Dataset |
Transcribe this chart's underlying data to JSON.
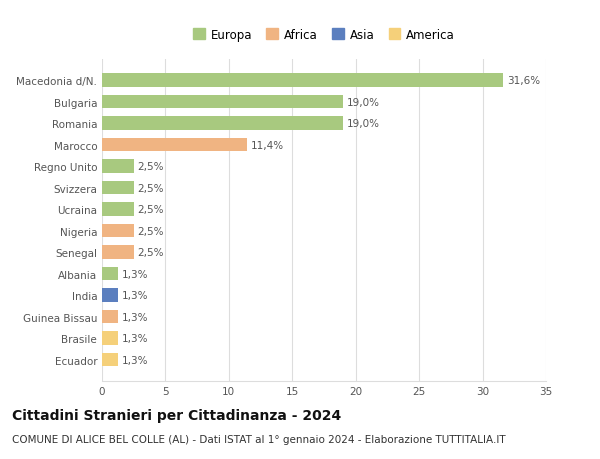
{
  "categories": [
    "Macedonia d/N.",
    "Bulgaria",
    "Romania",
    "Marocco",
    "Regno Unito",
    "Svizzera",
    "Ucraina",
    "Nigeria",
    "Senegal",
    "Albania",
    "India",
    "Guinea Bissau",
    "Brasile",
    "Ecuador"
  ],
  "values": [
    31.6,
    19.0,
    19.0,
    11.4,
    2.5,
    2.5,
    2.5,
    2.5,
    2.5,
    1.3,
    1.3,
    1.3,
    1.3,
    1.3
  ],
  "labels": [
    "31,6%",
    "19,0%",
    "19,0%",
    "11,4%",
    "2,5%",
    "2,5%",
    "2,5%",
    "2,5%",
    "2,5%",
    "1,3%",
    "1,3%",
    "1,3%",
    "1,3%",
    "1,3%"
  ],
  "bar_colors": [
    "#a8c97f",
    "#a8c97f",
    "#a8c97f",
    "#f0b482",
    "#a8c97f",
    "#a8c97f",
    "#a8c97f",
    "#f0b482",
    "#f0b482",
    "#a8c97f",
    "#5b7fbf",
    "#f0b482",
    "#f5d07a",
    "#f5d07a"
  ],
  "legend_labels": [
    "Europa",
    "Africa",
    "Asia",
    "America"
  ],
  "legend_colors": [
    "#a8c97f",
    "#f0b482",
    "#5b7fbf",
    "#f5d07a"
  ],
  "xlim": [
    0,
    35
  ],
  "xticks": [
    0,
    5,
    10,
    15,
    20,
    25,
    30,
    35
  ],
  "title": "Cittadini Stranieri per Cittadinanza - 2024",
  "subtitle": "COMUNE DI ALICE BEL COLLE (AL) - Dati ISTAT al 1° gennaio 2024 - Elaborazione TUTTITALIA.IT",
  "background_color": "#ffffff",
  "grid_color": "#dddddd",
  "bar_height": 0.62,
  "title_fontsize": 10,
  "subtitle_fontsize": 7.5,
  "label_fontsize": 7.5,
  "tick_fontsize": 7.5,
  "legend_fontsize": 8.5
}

What needs to be done |
Exactly as written, return every line of the listing, but not the pictures.

Solution to this problem |
Transcribe this chart's underlying data to JSON.
{
  "categories": [
    "Macedonia d/N.",
    "Bulgaria",
    "Romania",
    "Marocco",
    "Regno Unito",
    "Svizzera",
    "Ucraina",
    "Nigeria",
    "Senegal",
    "Albania",
    "India",
    "Guinea Bissau",
    "Brasile",
    "Ecuador"
  ],
  "values": [
    31.6,
    19.0,
    19.0,
    11.4,
    2.5,
    2.5,
    2.5,
    2.5,
    2.5,
    1.3,
    1.3,
    1.3,
    1.3,
    1.3
  ],
  "labels": [
    "31,6%",
    "19,0%",
    "19,0%",
    "11,4%",
    "2,5%",
    "2,5%",
    "2,5%",
    "2,5%",
    "2,5%",
    "1,3%",
    "1,3%",
    "1,3%",
    "1,3%",
    "1,3%"
  ],
  "bar_colors": [
    "#a8c97f",
    "#a8c97f",
    "#a8c97f",
    "#f0b482",
    "#a8c97f",
    "#a8c97f",
    "#a8c97f",
    "#f0b482",
    "#f0b482",
    "#a8c97f",
    "#5b7fbf",
    "#f0b482",
    "#f5d07a",
    "#f5d07a"
  ],
  "legend_labels": [
    "Europa",
    "Africa",
    "Asia",
    "America"
  ],
  "legend_colors": [
    "#a8c97f",
    "#f0b482",
    "#5b7fbf",
    "#f5d07a"
  ],
  "xlim": [
    0,
    35
  ],
  "xticks": [
    0,
    5,
    10,
    15,
    20,
    25,
    30,
    35
  ],
  "title": "Cittadini Stranieri per Cittadinanza - 2024",
  "subtitle": "COMUNE DI ALICE BEL COLLE (AL) - Dati ISTAT al 1° gennaio 2024 - Elaborazione TUTTITALIA.IT",
  "background_color": "#ffffff",
  "grid_color": "#dddddd",
  "bar_height": 0.62,
  "title_fontsize": 10,
  "subtitle_fontsize": 7.5,
  "label_fontsize": 7.5,
  "tick_fontsize": 7.5,
  "legend_fontsize": 8.5
}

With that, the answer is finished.